Written instruction >> Return every line of the data below that includes the string "Peak".

Records for this task >>
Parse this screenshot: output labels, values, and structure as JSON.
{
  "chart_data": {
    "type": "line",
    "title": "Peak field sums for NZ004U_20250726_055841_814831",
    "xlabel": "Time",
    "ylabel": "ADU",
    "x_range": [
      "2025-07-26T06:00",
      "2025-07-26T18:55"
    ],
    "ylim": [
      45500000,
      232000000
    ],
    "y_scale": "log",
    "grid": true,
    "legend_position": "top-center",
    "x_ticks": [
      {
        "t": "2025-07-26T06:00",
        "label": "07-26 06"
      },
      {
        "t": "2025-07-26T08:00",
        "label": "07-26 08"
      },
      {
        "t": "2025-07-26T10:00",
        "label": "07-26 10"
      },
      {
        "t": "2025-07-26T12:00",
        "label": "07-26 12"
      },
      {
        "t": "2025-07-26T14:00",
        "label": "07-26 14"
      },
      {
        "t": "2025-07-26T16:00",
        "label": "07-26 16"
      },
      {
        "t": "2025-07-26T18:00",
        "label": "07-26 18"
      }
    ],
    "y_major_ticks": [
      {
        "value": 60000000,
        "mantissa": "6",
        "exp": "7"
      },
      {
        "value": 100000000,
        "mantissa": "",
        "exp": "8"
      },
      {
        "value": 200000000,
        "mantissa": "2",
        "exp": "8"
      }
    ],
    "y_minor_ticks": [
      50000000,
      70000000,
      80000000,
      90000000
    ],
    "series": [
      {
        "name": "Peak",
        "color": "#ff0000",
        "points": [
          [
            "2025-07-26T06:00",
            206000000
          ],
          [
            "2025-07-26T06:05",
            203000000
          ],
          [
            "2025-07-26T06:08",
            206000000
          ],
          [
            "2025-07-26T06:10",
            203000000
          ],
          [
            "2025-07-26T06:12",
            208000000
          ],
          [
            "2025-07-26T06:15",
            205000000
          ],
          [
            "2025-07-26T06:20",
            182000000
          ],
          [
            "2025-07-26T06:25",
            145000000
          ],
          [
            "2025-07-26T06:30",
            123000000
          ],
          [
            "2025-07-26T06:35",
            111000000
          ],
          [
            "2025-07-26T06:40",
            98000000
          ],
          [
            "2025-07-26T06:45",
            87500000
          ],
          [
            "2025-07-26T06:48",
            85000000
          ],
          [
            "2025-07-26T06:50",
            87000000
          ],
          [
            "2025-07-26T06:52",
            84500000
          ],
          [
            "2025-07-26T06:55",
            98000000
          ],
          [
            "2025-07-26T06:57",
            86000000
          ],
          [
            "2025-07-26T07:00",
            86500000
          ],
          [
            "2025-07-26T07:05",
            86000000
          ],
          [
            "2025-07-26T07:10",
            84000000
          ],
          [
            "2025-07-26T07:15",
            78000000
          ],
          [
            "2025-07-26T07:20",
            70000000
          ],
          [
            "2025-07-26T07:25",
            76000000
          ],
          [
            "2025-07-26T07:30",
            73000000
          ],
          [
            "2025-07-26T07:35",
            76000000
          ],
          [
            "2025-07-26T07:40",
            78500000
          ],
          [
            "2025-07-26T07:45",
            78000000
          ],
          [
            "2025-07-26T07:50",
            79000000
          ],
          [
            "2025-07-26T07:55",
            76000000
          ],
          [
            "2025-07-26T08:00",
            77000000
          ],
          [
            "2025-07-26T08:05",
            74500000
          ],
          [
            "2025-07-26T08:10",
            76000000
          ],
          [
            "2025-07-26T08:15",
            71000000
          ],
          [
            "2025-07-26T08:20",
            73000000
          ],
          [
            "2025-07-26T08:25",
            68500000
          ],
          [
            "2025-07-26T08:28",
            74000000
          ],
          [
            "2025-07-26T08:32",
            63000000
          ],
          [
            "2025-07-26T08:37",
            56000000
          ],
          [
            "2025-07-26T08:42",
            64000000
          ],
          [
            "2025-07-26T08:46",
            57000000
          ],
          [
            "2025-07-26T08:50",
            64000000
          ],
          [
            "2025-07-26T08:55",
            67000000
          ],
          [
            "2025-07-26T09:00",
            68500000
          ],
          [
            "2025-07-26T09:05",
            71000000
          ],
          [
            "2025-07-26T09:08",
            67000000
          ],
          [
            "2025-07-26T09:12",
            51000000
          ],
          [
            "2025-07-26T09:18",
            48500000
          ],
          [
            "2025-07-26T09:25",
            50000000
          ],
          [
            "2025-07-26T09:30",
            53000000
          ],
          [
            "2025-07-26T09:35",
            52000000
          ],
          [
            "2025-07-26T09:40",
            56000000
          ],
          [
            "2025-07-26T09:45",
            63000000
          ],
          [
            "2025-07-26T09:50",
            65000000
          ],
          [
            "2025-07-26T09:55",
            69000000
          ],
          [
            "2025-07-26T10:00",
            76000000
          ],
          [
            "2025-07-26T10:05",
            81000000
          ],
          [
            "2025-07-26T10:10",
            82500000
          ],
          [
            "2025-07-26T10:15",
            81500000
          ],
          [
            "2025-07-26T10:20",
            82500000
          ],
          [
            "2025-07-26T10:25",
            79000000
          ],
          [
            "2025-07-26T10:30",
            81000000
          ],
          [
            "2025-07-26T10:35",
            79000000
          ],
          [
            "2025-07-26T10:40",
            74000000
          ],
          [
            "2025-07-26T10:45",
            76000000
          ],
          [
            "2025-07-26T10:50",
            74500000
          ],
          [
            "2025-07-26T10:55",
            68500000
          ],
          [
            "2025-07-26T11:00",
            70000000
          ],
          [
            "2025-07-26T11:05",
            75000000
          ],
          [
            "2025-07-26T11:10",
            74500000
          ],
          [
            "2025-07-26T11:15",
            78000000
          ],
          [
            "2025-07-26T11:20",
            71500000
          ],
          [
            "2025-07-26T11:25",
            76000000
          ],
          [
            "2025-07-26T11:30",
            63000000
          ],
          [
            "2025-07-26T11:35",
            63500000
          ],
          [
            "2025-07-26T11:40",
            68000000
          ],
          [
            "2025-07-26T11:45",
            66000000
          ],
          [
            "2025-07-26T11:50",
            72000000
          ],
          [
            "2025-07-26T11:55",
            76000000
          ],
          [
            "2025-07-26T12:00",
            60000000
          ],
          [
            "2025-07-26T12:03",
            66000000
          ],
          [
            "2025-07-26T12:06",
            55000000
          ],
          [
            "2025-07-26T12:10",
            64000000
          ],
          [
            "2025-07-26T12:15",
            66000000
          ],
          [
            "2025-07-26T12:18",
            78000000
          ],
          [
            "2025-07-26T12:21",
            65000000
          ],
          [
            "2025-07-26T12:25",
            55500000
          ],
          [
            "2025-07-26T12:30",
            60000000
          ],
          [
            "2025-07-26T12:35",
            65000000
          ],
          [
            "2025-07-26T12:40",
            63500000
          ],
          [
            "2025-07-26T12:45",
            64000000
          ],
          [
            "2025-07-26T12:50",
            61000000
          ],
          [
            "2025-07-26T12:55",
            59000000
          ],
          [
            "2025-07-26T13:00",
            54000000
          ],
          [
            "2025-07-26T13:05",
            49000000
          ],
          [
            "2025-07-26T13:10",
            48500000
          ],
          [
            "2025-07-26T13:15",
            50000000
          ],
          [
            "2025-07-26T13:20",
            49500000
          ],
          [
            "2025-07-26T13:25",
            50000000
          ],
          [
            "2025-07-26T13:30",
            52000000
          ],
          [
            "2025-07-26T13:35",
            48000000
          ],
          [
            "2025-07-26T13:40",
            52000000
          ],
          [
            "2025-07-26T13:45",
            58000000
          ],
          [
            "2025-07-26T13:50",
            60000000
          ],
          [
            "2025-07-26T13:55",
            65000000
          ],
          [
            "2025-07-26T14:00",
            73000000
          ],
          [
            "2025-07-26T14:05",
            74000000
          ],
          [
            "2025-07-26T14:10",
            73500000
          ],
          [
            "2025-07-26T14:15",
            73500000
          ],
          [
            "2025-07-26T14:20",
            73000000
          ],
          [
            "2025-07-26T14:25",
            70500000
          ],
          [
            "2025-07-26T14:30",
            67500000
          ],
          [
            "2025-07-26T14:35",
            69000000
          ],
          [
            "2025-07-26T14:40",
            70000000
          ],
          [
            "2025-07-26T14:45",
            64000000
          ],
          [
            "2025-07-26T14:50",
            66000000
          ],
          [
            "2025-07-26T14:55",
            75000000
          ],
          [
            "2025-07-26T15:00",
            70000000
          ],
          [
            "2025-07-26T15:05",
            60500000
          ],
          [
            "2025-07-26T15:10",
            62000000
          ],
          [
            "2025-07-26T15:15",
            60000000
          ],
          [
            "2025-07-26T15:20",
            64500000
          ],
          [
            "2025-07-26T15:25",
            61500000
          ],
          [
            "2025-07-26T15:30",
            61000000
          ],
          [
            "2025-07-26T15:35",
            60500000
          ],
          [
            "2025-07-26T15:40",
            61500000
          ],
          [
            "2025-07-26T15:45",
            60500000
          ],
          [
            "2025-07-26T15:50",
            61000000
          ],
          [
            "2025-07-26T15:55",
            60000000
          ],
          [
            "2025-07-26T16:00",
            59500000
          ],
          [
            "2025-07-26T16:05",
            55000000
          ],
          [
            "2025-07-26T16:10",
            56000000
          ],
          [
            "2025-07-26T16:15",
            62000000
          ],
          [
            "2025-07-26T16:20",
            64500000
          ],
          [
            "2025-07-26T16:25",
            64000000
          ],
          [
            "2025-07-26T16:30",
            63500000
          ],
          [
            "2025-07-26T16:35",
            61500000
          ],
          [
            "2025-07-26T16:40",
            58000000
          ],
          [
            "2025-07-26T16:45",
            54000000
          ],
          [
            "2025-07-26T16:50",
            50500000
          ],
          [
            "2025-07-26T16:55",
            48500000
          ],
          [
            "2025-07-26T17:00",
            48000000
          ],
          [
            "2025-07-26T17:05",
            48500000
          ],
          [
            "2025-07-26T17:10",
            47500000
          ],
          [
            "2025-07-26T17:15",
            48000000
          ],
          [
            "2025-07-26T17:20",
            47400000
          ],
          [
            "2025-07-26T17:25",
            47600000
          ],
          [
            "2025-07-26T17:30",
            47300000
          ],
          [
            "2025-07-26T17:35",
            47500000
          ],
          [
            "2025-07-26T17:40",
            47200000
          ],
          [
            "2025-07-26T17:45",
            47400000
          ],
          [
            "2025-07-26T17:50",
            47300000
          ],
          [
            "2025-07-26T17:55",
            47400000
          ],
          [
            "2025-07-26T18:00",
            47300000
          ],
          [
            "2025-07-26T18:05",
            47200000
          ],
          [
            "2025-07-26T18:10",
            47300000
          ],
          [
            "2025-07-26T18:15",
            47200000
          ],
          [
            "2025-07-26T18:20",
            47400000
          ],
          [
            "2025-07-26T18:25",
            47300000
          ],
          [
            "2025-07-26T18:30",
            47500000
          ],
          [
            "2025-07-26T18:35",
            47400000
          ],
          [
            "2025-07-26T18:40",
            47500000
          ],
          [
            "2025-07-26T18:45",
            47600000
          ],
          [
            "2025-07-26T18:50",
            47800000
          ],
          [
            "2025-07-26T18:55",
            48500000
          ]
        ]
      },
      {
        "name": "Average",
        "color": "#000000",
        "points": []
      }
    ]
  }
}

Complete answer >>
    "title": "Peak field sums for NZ004U_20250726_055841_814831",
        "name": "Peak",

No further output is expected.